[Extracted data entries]
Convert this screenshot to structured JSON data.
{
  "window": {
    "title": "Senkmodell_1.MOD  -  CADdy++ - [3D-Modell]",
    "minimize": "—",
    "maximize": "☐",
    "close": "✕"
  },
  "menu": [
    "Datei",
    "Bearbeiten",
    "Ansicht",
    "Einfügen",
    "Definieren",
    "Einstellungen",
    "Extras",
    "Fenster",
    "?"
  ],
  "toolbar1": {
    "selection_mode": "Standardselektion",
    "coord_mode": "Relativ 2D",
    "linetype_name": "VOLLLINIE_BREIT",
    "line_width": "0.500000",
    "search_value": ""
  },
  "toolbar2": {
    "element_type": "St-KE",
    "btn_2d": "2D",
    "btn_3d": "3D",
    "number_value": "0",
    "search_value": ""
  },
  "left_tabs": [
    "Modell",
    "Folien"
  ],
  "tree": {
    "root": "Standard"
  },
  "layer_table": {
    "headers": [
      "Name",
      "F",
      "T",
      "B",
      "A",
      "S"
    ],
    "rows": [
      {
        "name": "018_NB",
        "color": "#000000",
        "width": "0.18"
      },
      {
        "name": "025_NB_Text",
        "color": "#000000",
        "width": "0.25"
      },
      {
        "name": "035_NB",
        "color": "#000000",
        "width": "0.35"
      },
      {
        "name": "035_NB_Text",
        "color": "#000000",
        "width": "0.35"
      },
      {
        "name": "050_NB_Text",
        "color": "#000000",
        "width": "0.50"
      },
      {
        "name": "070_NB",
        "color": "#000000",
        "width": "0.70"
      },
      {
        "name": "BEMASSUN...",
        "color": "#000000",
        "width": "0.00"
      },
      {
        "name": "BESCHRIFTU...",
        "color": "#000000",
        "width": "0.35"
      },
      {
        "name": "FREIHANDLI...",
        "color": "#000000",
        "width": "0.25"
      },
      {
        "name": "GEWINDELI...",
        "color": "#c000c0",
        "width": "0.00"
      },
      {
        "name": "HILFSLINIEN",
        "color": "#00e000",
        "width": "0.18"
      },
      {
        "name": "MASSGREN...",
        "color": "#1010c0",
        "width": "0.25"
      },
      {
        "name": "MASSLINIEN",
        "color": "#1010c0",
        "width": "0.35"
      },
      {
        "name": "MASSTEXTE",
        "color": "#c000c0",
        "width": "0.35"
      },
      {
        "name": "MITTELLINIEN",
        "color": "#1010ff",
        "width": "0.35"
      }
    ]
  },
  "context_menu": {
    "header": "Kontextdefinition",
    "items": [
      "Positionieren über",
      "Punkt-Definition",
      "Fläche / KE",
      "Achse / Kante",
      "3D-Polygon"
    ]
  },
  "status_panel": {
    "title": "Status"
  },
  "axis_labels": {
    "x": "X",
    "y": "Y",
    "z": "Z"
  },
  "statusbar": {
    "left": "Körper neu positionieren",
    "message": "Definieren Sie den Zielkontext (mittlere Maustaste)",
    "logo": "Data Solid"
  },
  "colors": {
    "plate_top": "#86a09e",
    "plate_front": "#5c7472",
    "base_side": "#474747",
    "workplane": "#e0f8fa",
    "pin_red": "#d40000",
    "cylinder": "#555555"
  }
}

*TASK*: Only lines with the word "Definieren" should be collected from the material.

*SOLUTION*:
    "Definieren",
    "message": "Definieren Sie den Zielkontext (mittlere Maustaste)",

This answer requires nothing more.